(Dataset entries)
---------------
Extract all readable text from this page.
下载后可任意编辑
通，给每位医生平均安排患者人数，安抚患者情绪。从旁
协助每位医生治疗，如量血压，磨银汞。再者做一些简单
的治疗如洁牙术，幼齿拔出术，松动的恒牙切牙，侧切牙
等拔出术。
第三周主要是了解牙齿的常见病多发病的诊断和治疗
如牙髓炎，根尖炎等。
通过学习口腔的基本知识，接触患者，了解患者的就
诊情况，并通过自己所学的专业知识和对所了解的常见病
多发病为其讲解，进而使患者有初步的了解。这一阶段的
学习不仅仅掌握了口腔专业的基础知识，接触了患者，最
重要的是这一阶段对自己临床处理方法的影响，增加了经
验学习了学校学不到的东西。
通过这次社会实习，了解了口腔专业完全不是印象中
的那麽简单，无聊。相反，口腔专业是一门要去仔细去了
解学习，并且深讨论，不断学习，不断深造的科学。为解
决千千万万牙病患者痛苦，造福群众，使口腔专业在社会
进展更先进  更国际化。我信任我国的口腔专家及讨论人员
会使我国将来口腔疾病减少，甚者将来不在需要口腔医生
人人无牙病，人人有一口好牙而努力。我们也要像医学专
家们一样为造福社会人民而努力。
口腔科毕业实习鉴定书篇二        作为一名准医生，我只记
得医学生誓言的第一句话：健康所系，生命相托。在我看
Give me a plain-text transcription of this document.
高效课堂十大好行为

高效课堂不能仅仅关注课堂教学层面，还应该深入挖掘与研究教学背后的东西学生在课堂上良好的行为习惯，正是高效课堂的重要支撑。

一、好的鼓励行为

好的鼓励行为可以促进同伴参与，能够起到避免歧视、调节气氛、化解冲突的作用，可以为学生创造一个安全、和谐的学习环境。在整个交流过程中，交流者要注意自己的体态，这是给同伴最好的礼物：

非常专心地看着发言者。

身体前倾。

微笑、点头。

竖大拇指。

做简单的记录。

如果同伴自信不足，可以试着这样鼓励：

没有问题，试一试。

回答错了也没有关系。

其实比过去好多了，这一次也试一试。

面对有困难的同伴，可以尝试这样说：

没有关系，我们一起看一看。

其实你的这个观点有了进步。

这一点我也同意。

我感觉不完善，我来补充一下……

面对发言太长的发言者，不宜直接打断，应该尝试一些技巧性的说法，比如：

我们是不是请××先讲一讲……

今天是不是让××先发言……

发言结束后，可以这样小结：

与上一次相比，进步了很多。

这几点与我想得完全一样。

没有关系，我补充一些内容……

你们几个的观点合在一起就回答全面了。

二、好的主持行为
---------------
AIM: Transcribe the whole listing with nothing added or left out.

EXERCISE RESULT:
Extract all readable text from this page.
下载后可任意编辑
通，给每位医生平均安排患者人数，安抚患者情绪。从旁
协助每位医生治疗，如量血压，磨银汞。再者做一些简单
的治疗如洁牙术，幼齿拔出术，松动的恒牙切牙，侧切牙
等拔出术。
第三周主要是了解牙齿的常见病多发病的诊断和治疗
如牙髓炎，根尖炎等。
通过学习口腔的基本知识，接触患者，了解患者的就
诊情况，并通过自己所学的专业知识和对所了解的常见病
多发病为其讲解，进而使患者有初步的了解。这一阶段的
学习不仅仅掌握了口腔专业的基础知识，接触了患者，最
重要的是这一阶段对自己临床处理方法的影响，增加了经
验学习了学校学不到的东西。
通过这次社会实习，了解了口腔专业完全不是印象中
的那麽简单，无聊。相反，口腔专业是一门要去仔细去了
解学习，并且深讨论，不断学习，不断深造的科学。为解
决千千万万牙病患者痛苦，造福群众，使口腔专业在社会
进展更先进  更国际化。我信任我国的口腔专家及讨论人员
会使我国将来口腔疾病减少，甚者将来不在需要口腔医生
人人无牙病，人人有一口好牙而努力。我们也要像医学专
家们一样为造福社会人民而努力。
口腔科毕业实习鉴定书篇二        作为一名准医生，我只记
得医学生誓言的第一句话：健康所系，生命相托。在我看
Give me a plain-text transcription of this document.
高效课堂十大好行为

高效课堂不能仅仅关注课堂教学层面，还应该深入挖掘与研究教学背后的东西学生在课堂上良好的行为习惯，正是高效课堂的重要支撑。

一、好的鼓励行为

好的鼓励行为可以促进同伴参与，能够起到避免歧视、调节气氛、化解冲突的作用，可以为学生创造一个安全、和谐的学习环境。在整个交流过程中，交流者要注意自己的体态，这是给同伴最好的礼物：

非常专心地看着发言者。

身体前倾。

微笑、点头。

竖大拇指。

做简单的记录。

如果同伴自信不足，可以试着这样鼓励：

没有问题，试一试。

回答错了也没有关系。

其实比过去好多了，这一次也试一试。

面对有困难的同伴，可以尝试这样说：

没有关系，我们一起看一看。

其实你的这个观点有了进步。

这一点我也同意。

我感觉不完善，我来补充一下……

面对发言太长的发言者，不宜直接打断，应该尝试一些技巧性的说法，比如：

我们是不是请××先讲一讲……

今天是不是让××先发言……

发言结束后，可以这样小结：

与上一次相比，进步了很多。

这几点与我想得完全一样。

没有关系，我补充一些内容……

你们几个的观点合在一起就回答全面了。

二、好的主持行为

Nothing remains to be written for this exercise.